Stated problem - Lines containing the word "espera" are to be located and copied.

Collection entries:

----

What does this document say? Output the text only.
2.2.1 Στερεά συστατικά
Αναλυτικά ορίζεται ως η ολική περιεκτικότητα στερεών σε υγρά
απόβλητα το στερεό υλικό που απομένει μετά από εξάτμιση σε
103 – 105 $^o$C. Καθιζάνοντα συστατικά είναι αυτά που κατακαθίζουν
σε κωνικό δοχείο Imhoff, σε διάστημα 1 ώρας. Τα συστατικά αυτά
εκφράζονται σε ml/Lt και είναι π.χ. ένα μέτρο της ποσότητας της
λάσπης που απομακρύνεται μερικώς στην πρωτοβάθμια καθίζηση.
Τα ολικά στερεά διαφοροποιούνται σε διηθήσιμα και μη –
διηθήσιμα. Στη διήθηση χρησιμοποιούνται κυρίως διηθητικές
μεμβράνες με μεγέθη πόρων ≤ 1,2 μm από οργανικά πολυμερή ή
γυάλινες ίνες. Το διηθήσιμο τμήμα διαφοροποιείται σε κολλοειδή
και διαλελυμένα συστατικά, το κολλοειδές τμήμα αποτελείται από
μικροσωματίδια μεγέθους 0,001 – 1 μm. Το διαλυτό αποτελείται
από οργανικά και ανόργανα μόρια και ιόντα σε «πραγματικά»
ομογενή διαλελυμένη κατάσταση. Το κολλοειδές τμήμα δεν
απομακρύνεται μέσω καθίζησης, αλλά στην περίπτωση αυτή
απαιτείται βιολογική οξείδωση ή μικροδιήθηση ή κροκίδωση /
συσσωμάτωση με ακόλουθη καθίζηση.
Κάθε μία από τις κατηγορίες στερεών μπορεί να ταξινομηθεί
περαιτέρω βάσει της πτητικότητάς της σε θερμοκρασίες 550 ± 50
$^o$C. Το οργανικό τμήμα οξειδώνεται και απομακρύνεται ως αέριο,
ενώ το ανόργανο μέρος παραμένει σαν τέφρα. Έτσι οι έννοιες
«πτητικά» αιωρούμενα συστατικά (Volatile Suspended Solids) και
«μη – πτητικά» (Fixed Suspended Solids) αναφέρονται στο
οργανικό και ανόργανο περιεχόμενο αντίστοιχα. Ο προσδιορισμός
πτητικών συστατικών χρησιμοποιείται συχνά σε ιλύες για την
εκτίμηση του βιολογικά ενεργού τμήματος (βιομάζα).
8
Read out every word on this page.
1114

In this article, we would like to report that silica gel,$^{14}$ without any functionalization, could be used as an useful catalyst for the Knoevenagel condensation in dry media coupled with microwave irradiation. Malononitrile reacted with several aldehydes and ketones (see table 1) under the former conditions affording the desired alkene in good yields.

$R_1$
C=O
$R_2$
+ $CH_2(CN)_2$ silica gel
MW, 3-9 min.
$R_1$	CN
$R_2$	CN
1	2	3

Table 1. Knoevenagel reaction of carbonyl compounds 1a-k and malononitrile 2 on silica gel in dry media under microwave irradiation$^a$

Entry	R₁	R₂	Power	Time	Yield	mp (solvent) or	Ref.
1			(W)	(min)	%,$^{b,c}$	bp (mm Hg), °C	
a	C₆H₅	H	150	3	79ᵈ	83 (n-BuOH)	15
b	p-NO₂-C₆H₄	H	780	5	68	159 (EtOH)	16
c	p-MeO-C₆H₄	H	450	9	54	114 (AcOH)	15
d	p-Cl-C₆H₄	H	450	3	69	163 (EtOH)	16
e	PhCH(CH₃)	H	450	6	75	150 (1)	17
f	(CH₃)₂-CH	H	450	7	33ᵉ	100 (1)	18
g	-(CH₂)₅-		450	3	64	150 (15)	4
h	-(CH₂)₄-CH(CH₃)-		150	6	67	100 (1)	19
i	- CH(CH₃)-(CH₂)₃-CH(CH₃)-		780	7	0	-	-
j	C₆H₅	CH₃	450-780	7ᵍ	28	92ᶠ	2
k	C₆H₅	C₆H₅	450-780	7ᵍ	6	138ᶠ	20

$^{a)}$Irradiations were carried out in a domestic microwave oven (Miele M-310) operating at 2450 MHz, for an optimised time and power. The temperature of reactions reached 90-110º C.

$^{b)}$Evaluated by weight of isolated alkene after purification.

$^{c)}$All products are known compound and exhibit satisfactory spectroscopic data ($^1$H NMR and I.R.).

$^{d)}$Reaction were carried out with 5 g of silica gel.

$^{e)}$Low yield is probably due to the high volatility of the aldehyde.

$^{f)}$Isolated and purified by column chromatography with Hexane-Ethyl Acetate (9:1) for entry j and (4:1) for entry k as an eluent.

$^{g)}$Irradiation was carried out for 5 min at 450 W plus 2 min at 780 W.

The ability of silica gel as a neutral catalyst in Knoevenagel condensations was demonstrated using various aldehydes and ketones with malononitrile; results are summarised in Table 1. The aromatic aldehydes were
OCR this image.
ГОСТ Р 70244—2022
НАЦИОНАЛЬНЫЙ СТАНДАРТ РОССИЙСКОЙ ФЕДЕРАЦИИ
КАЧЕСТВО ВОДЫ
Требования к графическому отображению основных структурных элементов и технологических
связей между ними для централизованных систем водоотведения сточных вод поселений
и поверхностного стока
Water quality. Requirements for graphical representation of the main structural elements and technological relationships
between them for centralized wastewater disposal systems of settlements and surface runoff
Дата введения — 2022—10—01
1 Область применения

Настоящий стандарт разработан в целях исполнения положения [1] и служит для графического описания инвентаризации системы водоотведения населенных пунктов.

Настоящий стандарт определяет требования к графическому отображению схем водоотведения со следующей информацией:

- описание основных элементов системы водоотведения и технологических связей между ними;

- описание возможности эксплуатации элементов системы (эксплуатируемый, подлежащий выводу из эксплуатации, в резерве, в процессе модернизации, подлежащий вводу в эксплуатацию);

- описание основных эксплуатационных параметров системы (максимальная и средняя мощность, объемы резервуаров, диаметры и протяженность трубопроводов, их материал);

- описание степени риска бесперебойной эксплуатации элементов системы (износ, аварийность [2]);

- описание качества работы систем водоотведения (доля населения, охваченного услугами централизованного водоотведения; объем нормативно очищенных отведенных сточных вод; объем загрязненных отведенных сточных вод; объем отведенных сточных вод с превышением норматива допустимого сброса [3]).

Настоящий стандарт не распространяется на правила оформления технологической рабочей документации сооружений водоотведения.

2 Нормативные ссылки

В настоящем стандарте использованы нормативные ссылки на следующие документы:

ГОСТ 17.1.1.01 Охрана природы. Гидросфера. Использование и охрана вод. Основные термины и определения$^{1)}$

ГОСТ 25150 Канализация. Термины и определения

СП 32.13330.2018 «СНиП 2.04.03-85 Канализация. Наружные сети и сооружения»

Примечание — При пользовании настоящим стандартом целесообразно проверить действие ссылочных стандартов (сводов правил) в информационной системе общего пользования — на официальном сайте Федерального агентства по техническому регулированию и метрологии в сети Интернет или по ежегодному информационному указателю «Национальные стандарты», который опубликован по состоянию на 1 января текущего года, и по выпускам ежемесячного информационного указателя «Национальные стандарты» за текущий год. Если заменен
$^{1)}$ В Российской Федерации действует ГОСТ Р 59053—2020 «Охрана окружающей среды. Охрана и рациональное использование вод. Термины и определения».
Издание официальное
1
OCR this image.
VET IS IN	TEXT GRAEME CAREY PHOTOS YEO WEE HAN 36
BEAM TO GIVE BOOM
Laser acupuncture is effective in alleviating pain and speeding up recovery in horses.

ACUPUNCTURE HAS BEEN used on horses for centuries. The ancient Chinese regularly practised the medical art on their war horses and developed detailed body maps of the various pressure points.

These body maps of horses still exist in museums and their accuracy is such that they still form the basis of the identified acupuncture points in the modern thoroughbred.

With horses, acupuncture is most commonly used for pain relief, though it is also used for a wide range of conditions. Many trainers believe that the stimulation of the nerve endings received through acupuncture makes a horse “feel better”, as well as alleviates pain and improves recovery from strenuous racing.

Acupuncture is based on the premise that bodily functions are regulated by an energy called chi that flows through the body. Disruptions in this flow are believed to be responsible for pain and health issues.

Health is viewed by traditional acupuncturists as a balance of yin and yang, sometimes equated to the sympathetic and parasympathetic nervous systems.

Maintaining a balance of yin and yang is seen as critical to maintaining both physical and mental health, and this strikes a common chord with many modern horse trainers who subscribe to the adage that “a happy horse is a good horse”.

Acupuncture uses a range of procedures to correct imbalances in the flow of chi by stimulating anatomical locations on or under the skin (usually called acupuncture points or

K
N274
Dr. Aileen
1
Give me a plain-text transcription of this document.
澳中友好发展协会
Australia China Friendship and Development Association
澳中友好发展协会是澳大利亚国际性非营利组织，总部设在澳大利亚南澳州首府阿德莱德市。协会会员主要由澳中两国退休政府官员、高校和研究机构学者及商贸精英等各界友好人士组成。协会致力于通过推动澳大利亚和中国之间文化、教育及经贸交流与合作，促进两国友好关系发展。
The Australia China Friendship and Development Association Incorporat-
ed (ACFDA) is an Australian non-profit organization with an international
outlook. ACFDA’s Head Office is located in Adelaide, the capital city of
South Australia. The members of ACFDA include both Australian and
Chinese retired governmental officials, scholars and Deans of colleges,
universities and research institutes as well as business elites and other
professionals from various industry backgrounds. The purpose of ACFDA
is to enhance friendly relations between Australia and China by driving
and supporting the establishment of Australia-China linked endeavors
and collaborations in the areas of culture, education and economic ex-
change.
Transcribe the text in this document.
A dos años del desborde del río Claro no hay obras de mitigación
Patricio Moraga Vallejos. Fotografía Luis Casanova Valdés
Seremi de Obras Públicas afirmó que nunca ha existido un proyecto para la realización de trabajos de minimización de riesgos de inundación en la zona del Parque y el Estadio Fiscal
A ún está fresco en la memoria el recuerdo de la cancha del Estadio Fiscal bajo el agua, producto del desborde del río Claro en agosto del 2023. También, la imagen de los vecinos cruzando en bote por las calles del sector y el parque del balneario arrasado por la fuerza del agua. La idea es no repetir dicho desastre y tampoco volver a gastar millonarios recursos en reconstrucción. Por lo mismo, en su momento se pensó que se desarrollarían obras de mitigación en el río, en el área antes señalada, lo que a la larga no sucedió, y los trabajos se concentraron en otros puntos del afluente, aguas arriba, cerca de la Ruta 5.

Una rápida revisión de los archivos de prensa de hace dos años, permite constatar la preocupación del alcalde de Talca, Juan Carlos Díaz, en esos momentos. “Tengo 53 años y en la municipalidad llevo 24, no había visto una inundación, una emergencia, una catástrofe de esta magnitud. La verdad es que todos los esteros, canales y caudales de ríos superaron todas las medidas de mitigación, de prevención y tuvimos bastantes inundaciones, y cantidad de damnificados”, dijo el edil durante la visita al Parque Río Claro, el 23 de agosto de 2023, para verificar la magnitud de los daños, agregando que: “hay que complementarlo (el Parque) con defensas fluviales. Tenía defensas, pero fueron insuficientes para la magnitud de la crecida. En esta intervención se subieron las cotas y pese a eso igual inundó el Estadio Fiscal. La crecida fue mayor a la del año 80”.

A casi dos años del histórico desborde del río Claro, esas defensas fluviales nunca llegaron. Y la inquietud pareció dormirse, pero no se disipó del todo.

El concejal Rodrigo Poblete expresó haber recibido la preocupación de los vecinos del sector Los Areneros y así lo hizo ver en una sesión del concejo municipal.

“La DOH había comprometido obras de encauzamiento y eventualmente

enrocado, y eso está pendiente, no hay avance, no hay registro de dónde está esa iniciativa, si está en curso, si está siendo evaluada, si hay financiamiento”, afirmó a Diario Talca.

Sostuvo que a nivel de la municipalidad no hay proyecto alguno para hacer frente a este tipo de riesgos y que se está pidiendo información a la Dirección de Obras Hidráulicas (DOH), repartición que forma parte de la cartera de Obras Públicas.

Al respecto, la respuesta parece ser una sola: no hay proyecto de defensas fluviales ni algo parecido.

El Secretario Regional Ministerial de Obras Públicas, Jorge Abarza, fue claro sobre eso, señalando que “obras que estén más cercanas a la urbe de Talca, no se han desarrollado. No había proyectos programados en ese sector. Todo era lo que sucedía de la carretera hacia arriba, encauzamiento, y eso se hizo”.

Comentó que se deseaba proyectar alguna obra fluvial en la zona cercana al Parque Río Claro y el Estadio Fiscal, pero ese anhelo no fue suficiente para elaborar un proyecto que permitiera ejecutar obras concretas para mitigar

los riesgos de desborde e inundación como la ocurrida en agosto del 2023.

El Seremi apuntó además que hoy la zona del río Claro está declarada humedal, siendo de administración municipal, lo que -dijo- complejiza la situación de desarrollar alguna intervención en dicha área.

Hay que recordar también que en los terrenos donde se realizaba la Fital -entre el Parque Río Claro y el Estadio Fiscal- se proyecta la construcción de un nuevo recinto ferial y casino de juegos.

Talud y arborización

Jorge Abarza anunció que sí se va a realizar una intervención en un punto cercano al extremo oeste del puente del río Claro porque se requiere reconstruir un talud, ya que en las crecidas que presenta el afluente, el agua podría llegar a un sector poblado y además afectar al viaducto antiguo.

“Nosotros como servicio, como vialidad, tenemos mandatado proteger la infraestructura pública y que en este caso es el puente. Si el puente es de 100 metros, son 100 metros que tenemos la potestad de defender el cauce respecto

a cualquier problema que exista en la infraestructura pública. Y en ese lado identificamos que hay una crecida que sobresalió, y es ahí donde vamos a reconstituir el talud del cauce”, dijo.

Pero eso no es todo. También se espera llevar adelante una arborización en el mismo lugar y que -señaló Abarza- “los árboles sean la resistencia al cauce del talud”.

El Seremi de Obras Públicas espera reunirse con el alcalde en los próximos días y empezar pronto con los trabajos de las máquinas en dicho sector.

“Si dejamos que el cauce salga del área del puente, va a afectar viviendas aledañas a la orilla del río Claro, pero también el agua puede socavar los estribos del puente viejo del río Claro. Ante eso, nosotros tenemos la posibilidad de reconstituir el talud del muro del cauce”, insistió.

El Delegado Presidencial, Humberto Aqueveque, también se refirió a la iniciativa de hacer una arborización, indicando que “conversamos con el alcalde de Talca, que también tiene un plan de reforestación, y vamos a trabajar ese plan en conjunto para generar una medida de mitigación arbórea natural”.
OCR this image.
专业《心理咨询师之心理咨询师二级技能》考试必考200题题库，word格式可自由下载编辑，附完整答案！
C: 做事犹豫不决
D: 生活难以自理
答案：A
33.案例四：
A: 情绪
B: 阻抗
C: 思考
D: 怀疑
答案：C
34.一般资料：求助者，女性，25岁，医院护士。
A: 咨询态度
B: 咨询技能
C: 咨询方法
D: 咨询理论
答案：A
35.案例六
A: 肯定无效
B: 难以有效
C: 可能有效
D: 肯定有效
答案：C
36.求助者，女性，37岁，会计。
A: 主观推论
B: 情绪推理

----

Problem solution -
Pero eso no es todo. También se espera llevar adelante una arborización en el mismo lugar y que -señaló Abarza- “los árboles sean la resistencia al cauce del talud”.
El Seremi de Obras Públicas espera reunirse con el alcalde en los próximos días y empezar pronto con los trabajos de las máquinas en dicho sector.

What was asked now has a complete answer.